▶ _SET PROBLEM_:
Copy out the page on unusual income in loan assessment below, word for word and in full.

▶ _SOURCE PASSAGE_:
Vision Finance and Property
Chartered Accountants & Business Advisors
Super Back Office

Unusual Income


Casual income
There are a few lenders that will use casual income in assessing your loan as long as the position has been held for 6 months and Lenders Mortgage Insurance is not involved. Generally speaking lenders will want to see 12 months in the position before they will use this income

Commission Income
A lender needs to see a pattern or consistency to ensure this income stream is stable. The rule of thumb is that the lenders will rely on the average of 2 years group certificates (similar to self-employed) however, a few lenders will allow this type of income to be allowed with as little as 3 months (even with Lenders Mortgage insurance)

Bonuses
Depends on what the bonus is paid for. Banks will need to see that it is not a one off and that it is something that is achievable over future years.

▶ _DATA RECORDS_:
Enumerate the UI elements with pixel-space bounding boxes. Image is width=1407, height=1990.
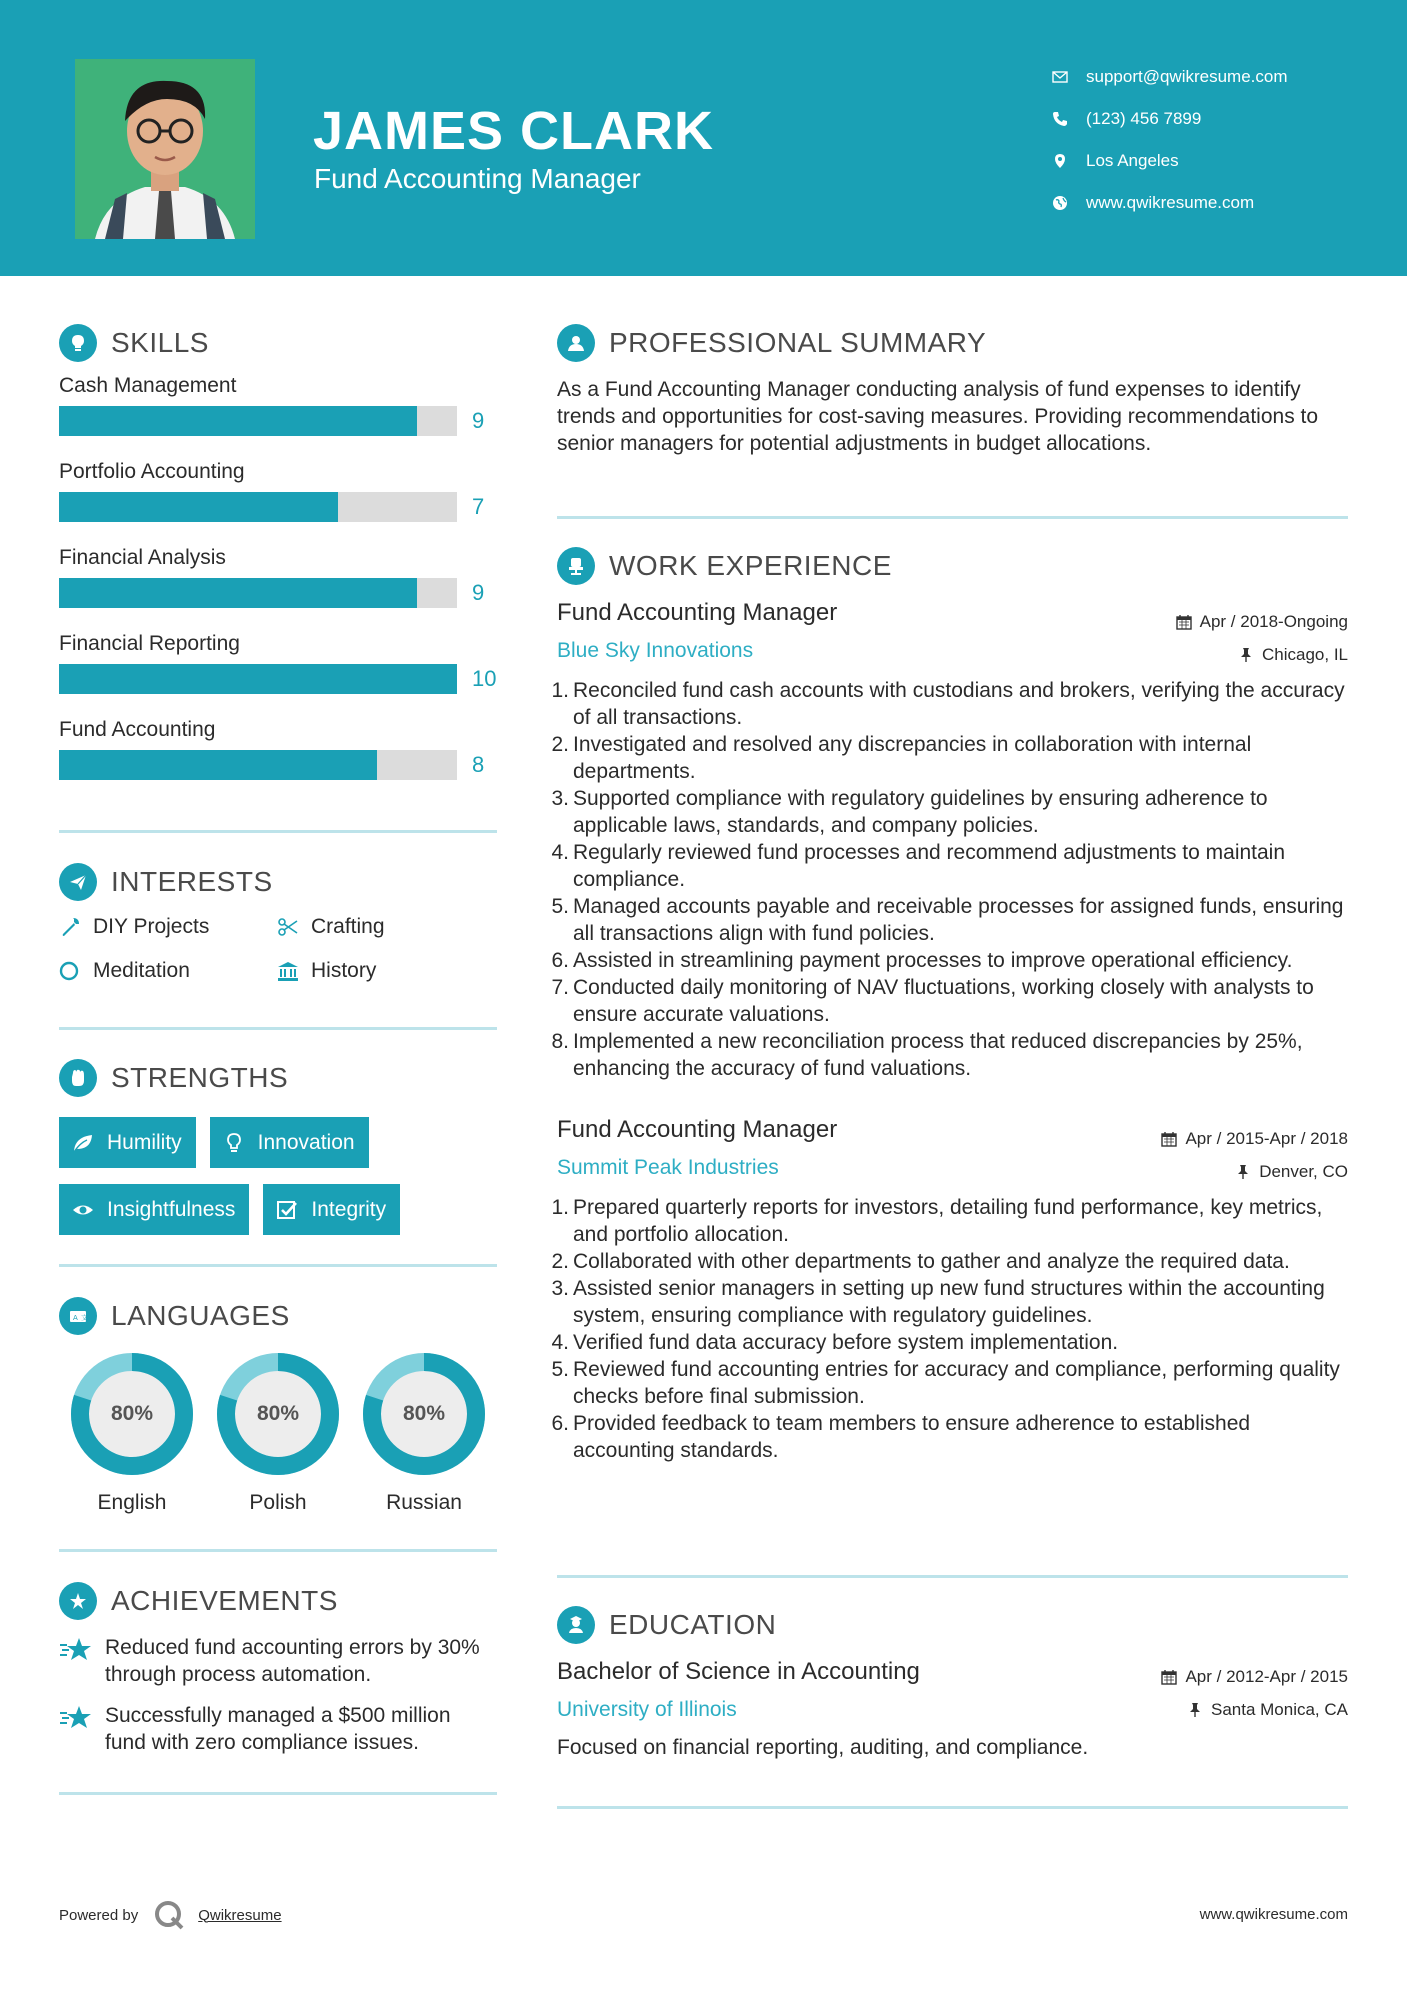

==

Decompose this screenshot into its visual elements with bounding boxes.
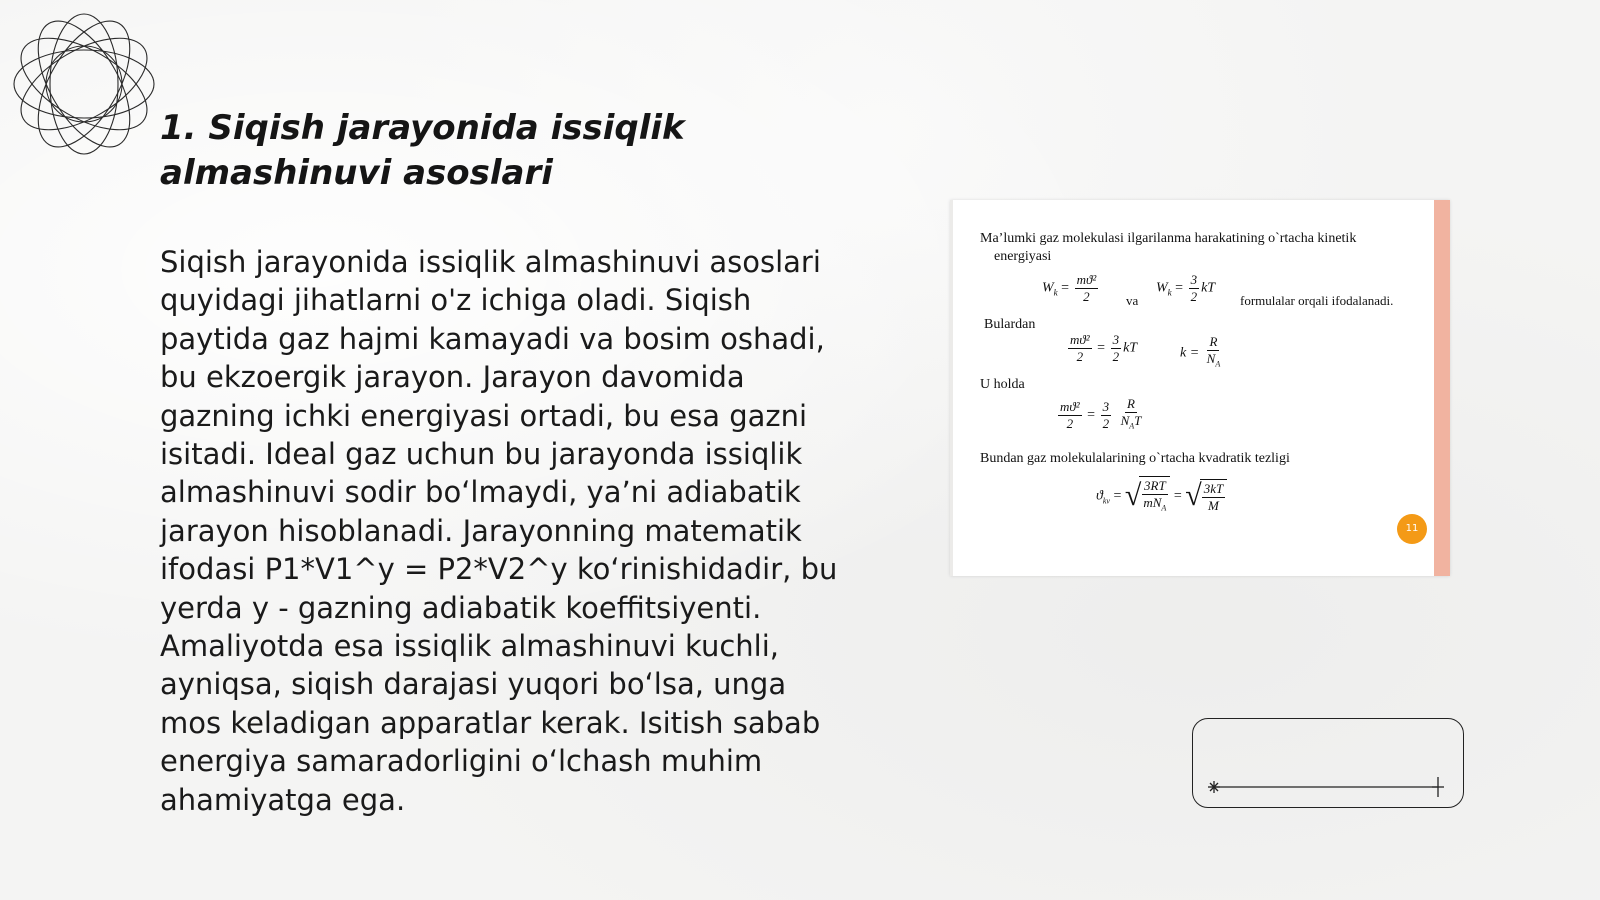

...

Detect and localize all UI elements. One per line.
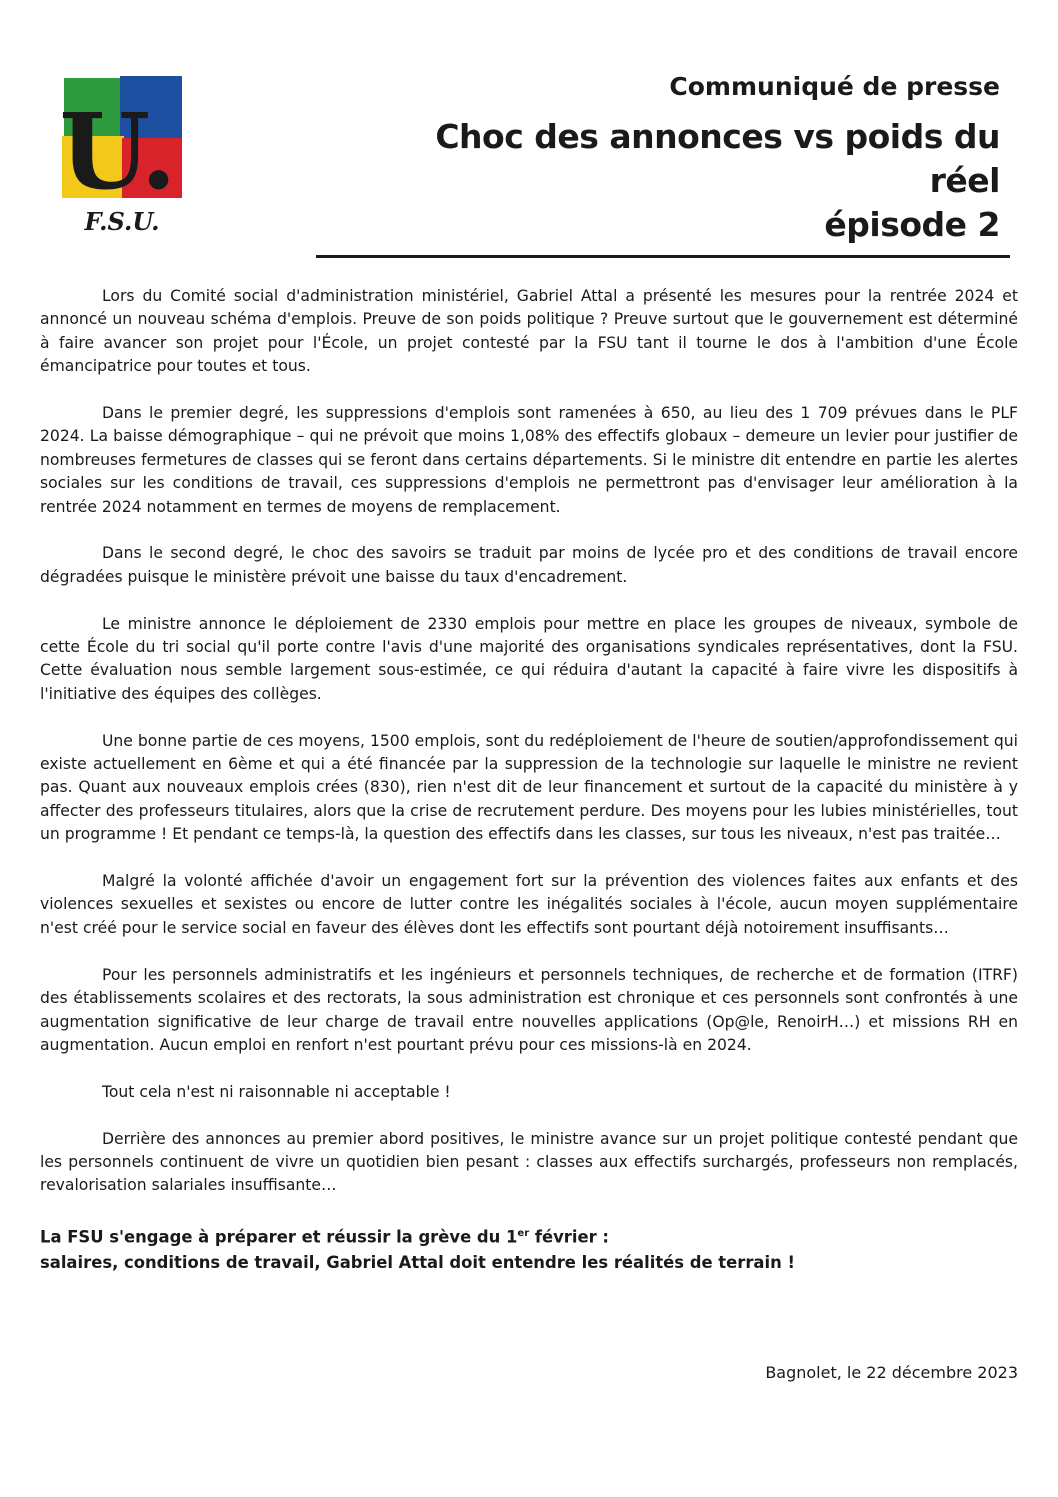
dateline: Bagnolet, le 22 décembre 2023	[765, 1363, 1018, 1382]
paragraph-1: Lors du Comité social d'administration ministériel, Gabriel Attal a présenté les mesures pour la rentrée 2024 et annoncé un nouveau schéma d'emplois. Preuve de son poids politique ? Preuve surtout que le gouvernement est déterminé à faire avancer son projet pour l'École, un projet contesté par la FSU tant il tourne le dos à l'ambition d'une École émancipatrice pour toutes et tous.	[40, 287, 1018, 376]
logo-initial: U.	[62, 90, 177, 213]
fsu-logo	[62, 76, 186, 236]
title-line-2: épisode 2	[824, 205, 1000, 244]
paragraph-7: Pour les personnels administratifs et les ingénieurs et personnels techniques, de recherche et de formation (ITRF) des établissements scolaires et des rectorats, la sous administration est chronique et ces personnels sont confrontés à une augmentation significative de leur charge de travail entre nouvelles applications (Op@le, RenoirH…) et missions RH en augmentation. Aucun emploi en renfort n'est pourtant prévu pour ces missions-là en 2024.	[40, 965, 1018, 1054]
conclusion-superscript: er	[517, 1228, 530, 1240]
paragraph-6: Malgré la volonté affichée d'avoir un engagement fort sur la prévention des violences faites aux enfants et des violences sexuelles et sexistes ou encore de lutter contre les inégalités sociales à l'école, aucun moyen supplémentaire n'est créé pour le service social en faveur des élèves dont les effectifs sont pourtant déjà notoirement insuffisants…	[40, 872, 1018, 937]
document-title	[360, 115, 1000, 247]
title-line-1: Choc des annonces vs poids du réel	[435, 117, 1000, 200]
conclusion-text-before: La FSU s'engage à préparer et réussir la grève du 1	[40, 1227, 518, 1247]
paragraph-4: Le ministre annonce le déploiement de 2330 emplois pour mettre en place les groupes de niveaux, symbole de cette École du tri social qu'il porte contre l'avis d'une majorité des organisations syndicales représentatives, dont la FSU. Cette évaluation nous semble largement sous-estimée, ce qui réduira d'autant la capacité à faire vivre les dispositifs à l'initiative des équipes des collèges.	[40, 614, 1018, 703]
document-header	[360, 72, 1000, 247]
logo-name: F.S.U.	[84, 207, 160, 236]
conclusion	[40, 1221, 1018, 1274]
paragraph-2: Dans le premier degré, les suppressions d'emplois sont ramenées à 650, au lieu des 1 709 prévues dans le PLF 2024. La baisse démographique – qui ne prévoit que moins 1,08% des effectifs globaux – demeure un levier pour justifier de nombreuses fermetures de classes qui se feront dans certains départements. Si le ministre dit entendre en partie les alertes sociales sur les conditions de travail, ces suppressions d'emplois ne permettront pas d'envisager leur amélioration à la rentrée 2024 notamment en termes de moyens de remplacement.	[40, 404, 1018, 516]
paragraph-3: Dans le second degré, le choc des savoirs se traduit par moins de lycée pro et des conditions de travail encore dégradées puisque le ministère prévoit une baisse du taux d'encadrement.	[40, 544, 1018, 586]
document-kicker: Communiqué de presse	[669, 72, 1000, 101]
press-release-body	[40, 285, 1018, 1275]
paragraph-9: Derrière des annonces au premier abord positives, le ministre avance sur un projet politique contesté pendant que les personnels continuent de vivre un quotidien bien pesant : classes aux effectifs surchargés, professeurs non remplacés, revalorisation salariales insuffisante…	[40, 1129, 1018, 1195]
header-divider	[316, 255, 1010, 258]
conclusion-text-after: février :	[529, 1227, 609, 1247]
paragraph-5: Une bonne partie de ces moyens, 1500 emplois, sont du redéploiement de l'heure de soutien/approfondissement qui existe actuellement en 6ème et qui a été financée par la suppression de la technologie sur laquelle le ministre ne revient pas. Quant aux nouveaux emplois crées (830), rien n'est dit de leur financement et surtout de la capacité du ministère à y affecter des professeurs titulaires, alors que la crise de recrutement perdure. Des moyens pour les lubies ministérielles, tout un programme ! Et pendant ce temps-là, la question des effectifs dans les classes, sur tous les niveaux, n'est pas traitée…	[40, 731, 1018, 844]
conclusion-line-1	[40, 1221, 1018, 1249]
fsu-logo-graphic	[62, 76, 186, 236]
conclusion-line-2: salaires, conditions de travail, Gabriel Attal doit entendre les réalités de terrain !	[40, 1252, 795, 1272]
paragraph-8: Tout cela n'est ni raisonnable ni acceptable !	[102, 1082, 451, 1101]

▶ _COMPLETE OUTPUT_:
Vision Finance and Property
Chartered Accountants & Business Advisors
Super Back Office

Unusual Income


Casual income
There are a few lenders that will use casual income in assessing your loan as long as the position has been held for 6 months and Lenders Mortgage Insurance is not involved. Generally speaking lenders will want to see 12 months in the position before they will use this income

Commission Income
A lender needs to see a pattern or consistency to ensure this income stream is stable. The rule of thumb is that the lenders will rely on the average of 2 years group certificates (similar to self-employed) however, a few lenders will allow this type of income to be allowed with as little as 3 months (even with Lenders Mortgage insurance)

Bonuses
Depends on what the bonus is paid for. Banks will need to see that it is not a one off and that it is something that is achievable over future years.